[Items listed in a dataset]

* * * * * * *

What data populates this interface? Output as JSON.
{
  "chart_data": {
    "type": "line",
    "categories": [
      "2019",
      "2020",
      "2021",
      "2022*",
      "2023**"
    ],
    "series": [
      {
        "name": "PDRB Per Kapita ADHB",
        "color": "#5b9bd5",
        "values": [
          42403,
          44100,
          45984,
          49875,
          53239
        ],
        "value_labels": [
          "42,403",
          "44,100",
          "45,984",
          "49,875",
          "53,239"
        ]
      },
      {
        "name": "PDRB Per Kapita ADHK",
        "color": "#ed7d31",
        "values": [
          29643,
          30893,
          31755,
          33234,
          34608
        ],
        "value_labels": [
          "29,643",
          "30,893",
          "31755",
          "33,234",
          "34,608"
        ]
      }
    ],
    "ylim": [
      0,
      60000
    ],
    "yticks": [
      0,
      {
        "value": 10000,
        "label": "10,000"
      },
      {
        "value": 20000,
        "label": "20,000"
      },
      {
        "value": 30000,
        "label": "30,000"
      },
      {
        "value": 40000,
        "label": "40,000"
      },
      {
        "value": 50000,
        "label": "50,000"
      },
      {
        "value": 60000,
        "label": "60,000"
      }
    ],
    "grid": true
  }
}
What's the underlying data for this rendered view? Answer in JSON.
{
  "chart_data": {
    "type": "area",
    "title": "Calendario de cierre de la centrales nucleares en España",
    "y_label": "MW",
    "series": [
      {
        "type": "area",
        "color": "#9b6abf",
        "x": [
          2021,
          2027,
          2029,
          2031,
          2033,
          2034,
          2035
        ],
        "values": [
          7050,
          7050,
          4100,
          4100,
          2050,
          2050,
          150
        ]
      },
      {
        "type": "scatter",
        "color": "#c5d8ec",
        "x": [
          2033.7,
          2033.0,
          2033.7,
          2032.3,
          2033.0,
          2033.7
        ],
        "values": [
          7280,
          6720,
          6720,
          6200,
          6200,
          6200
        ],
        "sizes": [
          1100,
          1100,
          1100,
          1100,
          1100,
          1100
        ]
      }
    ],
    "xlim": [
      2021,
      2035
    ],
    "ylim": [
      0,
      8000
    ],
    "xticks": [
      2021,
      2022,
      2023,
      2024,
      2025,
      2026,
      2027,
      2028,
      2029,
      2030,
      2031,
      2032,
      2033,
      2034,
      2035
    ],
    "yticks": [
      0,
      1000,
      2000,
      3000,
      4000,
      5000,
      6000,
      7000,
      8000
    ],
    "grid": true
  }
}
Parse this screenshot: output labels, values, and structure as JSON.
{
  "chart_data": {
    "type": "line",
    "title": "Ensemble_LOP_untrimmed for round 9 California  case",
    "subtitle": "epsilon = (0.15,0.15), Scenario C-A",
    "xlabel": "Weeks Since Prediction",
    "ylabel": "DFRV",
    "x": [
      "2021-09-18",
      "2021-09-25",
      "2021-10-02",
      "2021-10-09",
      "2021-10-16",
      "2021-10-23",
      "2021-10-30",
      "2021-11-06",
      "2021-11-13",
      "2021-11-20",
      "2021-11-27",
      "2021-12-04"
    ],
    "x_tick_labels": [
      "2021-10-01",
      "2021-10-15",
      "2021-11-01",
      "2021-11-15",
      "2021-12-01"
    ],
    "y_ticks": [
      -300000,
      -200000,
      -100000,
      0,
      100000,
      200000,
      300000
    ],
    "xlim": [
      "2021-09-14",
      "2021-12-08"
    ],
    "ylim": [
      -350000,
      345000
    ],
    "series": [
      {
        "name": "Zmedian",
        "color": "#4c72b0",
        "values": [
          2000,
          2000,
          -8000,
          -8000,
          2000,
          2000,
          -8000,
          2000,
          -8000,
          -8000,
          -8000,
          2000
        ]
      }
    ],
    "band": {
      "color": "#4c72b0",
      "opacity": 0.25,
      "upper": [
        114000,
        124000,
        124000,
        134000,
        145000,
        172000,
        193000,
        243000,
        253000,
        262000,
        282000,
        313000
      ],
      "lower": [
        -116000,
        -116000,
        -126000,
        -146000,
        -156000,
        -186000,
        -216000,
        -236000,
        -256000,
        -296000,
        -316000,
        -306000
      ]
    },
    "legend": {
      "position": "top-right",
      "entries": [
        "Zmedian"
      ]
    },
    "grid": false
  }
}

* * * * * * *

▸ Exercise description
Write out the entries above once more, without altering anything.

▸ Task result
What data populates this interface? Output as JSON.
{
  "chart_data": {
    "type": "line",
    "categories": [
      "2019",
      "2020",
      "2021",
      "2022*",
      "2023**"
    ],
    "series": [
      {
        "name": "PDRB Per Kapita ADHB",
        "color": "#5b9bd5",
        "values": [
          42403,
          44100,
          45984,
          49875,
          53239
        ],
        "value_labels": [
          "42,403",
          "44,100",
          "45,984",
          "49,875",
          "53,239"
        ]
      },
      {
        "name": "PDRB Per Kapita ADHK",
        "color": "#ed7d31",
        "values": [
          29643,
          30893,
          31755,
          33234,
          34608
        ],
        "value_labels": [
          "29,643",
          "30,893",
          "31755",
          "33,234",
          "34,608"
        ]
      }
    ],
    "ylim": [
      0,
      60000
    ],
    "yticks": [
      0,
      {
        "value": 10000,
        "label": "10,000"
      },
      {
        "value": 20000,
        "label": "20,000"
      },
      {
        "value": 30000,
        "label": "30,000"
      },
      {
        "value": 40000,
        "label": "40,000"
      },
      {
        "value": 50000,
        "label": "50,000"
      },
      {
        "value": 60000,
        "label": "60,000"
      }
    ],
    "grid": true
  }
}
What's the underlying data for this rendered view? Answer in JSON.
{
  "chart_data": {
    "type": "area",
    "title": "Calendario de cierre de la centrales nucleares en España",
    "y_label": "MW",
    "series": [
      {
        "type": "area",
        "color": "#9b6abf",
        "x": [
          2021,
          2027,
          2029,
          2031,
          2033,
          2034,
          2035
        ],
        "values": [
          7050,
          7050,
          4100,
          4100,
          2050,
          2050,
          150
        ]
      },
      {
        "type": "scatter",
        "color": "#c5d8ec",
        "x": [
          2033.7,
          2033.0,
          2033.7,
          2032.3,
          2033.0,
          2033.7
        ],
        "values": [
          7280,
          6720,
          6720,
          6200,
          6200,
          6200
        ],
        "sizes": [
          1100,
          1100,
          1100,
          1100,
          1100,
          1100
        ]
      }
    ],
    "xlim": [
      2021,
      2035
    ],
    "ylim": [
      0,
      8000
    ],
    "xticks": [
      2021,
      2022,
      2023,
      2024,
      2025,
      2026,
      2027,
      2028,
      2029,
      2030,
      2031,
      2032,
      2033,
      2034,
      2035
    ],
    "yticks": [
      0,
      1000,
      2000,
      3000,
      4000,
      5000,
      6000,
      7000,
      8000
    ],
    "grid": true
  }
}
Parse this screenshot: output labels, values, and structure as JSON.
{
  "chart_data": {
    "type": "line",
    "title": "Ensemble_LOP_untrimmed for round 9 California  case",
    "subtitle": "epsilon = (0.15,0.15), Scenario C-A",
    "xlabel": "Weeks Since Prediction",
    "ylabel": "DFRV",
    "x": [
      "2021-09-18",
      "2021-09-25",
      "2021-10-02",
      "2021-10-09",
      "2021-10-16",
      "2021-10-23",
      "2021-10-30",
      "2021-11-06",
      "2021-11-13",
      "2021-11-20",
      "2021-11-27",
      "2021-12-04"
    ],
    "x_tick_labels": [
      "2021-10-01",
      "2021-10-15",
      "2021-11-01",
      "2021-11-15",
      "2021-12-01"
    ],
    "y_ticks": [
      -300000,
      -200000,
      -100000,
      0,
      100000,
      200000,
      300000
    ],
    "xlim": [
      "2021-09-14",
      "2021-12-08"
    ],
    "ylim": [
      -350000,
      345000
    ],
    "series": [
      {
        "name": "Zmedian",
        "color": "#4c72b0",
        "values": [
          2000,
          2000,
          -8000,
          -8000,
          2000,
          2000,
          -8000,
          2000,
          -8000,
          -8000,
          -8000,
          2000
        ]
      }
    ],
    "band": {
      "color": "#4c72b0",
      "opacity": 0.25,
      "upper": [
        114000,
        124000,
        124000,
        134000,
        145000,
        172000,
        193000,
        243000,
        253000,
        262000,
        282000,
        313000
      ],
      "lower": [
        -116000,
        -116000,
        -126000,
        -146000,
        -156000,
        -186000,
        -216000,
        -236000,
        -256000,
        -296000,
        -316000,
        -306000
      ]
    },
    "legend": {
      "position": "top-right",
      "entries": [
        "Zmedian"
      ]
    },
    "grid": false
  }
}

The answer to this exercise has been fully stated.